RECORD LIST:

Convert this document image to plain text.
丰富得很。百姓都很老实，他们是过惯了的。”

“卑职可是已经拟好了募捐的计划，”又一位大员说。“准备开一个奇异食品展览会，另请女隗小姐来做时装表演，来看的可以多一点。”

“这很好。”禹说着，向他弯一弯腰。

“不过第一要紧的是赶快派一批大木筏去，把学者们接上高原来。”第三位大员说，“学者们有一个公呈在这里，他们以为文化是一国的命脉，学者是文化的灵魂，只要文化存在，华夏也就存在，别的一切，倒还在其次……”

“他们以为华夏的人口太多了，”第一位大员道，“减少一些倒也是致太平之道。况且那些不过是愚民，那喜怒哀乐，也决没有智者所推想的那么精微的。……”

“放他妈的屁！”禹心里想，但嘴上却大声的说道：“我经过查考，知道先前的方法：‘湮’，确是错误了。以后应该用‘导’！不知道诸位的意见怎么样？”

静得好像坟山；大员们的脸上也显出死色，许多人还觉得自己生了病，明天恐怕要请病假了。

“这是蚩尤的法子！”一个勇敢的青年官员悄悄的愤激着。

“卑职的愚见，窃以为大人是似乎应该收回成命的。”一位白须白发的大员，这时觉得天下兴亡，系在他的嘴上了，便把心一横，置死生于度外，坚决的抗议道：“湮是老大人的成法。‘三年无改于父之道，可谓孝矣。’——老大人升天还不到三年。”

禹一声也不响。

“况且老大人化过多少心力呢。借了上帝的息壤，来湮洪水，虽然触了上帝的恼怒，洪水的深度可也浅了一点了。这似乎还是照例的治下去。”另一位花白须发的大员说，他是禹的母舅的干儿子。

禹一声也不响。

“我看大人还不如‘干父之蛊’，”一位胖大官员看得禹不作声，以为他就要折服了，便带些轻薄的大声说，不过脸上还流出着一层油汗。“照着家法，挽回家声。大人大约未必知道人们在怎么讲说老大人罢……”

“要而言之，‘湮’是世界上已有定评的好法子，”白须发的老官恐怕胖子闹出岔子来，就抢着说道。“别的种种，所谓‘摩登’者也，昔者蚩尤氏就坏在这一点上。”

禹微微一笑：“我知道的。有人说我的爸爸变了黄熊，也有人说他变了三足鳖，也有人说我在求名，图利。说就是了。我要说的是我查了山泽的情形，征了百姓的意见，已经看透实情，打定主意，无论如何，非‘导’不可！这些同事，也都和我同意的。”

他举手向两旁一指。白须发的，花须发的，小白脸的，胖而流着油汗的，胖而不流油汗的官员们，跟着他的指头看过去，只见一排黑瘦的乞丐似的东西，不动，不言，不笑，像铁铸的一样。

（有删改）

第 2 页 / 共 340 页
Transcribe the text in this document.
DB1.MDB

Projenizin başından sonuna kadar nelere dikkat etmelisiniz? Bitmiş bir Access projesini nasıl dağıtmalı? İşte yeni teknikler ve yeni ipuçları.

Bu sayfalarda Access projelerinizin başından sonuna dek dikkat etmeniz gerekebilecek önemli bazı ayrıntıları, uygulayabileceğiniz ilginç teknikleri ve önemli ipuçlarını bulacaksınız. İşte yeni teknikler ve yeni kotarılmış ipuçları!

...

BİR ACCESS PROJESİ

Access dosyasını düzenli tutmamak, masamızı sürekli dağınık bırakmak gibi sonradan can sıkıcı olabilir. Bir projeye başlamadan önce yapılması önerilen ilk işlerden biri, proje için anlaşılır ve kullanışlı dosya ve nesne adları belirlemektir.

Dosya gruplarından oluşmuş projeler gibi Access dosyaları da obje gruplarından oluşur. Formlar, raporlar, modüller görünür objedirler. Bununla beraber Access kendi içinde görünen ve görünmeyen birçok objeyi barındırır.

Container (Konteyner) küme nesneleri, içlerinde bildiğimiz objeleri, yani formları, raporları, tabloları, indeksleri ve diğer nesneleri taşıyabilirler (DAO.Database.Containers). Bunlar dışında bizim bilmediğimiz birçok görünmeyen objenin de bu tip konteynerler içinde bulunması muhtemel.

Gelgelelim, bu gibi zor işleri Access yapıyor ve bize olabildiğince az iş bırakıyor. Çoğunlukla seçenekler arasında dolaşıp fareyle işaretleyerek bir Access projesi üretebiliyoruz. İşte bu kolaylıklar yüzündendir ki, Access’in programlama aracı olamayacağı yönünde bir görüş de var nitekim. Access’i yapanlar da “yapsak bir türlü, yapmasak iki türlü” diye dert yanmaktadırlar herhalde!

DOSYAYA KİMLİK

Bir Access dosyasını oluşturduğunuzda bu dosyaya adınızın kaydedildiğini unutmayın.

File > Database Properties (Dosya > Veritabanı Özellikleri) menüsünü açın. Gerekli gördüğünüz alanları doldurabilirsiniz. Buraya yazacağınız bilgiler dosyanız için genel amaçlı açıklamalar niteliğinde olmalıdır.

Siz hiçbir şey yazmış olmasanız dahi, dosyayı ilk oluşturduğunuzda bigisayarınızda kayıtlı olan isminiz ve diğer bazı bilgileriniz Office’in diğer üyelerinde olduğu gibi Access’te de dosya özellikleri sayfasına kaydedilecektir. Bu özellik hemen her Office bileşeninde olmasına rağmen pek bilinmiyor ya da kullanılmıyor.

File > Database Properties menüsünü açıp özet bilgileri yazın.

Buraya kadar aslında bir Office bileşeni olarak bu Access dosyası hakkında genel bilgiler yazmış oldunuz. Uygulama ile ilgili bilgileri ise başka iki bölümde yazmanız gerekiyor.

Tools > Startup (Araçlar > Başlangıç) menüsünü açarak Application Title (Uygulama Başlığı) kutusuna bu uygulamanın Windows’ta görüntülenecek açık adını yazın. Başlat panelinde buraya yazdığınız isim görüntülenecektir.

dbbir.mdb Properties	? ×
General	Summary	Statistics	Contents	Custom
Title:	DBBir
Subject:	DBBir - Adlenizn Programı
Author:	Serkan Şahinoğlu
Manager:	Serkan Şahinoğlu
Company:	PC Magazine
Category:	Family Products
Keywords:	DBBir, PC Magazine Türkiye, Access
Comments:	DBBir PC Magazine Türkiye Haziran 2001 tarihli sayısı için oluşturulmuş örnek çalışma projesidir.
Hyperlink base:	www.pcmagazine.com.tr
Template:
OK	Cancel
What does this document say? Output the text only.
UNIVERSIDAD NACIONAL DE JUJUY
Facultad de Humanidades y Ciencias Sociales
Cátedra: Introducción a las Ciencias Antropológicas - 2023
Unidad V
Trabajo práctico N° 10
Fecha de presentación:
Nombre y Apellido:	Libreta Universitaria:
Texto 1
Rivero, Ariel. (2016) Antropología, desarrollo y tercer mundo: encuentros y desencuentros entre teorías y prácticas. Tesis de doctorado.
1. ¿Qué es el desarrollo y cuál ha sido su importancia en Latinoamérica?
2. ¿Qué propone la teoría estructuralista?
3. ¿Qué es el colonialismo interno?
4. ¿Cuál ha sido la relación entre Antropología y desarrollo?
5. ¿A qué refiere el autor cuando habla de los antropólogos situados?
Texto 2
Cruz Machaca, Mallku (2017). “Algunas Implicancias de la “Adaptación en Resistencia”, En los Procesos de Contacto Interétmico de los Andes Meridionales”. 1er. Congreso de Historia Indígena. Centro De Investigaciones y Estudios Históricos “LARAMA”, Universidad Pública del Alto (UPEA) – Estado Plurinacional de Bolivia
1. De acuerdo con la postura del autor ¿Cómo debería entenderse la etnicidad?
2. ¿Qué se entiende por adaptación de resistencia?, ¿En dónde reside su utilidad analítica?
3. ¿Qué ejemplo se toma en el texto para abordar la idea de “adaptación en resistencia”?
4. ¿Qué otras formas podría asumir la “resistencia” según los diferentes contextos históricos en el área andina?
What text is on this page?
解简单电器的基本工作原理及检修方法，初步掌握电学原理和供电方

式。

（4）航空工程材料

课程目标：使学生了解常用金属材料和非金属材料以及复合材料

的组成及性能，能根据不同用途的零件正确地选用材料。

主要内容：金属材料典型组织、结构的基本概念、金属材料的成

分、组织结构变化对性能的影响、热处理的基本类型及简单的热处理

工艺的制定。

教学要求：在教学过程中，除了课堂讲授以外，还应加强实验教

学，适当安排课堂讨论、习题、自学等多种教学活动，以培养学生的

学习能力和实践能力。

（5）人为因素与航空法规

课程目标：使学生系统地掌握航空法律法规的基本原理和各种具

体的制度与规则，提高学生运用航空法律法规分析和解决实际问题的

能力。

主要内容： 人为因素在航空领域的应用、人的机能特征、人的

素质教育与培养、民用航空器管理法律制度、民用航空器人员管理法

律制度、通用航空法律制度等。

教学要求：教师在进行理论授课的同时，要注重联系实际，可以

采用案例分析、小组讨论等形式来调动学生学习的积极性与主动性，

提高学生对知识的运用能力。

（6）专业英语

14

TO DO: Copy each line above where the string "birçok" occurs.

TASK OUTPUT:
Dosya gruplarından oluşmuş projeler gibi Access dosyaları da obje gruplarından oluşur. Formlar, raporlar, modüller görünür objedirler. Bununla beraber Access kendi içinde görünen ve görünmeyen birçok objeyi barındırır.
Container (Konteyner) küme nesneleri, içlerinde bildiğimiz objeleri, yani formları, raporları, tabloları, indeksleri ve diğer nesneleri taşıyabilirler (DAO.Database.Containers). Bunlar dışında bizim bilmediğimiz birçok görünmeyen objenin de bu tip konteynerler içinde bulunması muhtemel.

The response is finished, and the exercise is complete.